++++ Exercise data ++++
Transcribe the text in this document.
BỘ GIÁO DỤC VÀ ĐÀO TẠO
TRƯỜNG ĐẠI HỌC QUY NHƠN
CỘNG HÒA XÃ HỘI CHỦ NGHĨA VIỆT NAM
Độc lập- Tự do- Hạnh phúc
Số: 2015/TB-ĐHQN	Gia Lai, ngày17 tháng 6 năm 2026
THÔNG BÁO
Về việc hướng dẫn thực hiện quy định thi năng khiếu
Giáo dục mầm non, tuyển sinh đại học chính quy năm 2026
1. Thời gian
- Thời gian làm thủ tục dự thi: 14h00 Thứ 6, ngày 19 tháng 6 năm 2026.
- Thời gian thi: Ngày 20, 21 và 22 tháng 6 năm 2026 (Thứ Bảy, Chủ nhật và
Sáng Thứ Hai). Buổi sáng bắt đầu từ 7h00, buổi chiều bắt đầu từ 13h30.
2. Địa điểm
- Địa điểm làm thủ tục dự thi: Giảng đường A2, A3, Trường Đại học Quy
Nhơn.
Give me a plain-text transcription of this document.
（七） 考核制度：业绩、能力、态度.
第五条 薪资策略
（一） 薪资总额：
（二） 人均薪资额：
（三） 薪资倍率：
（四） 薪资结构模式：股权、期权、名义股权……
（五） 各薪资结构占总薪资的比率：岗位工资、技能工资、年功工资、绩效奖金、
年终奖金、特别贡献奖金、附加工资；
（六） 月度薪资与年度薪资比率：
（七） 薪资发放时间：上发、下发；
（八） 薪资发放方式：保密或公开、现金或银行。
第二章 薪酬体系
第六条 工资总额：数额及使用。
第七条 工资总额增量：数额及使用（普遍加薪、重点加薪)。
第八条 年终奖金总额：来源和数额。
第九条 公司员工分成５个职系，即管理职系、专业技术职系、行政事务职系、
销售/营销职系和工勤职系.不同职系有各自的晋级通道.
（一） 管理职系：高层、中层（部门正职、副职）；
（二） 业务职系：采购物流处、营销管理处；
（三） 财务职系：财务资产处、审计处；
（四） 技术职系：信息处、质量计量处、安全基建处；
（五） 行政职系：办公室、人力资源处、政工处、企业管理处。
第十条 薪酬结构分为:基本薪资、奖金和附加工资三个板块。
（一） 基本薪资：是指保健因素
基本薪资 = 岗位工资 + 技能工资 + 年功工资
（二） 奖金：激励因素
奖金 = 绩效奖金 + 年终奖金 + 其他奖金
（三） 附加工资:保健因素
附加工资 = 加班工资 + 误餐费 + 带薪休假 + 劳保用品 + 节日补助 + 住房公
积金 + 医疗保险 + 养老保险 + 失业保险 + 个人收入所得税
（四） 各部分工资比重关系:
++++
[What the exercise asks]: Using the listing above, gather each line that holds the string "this" and copy it.

[Exercise response]:
Transcribe the text in this document.
Give me a plain-text transcription of this document.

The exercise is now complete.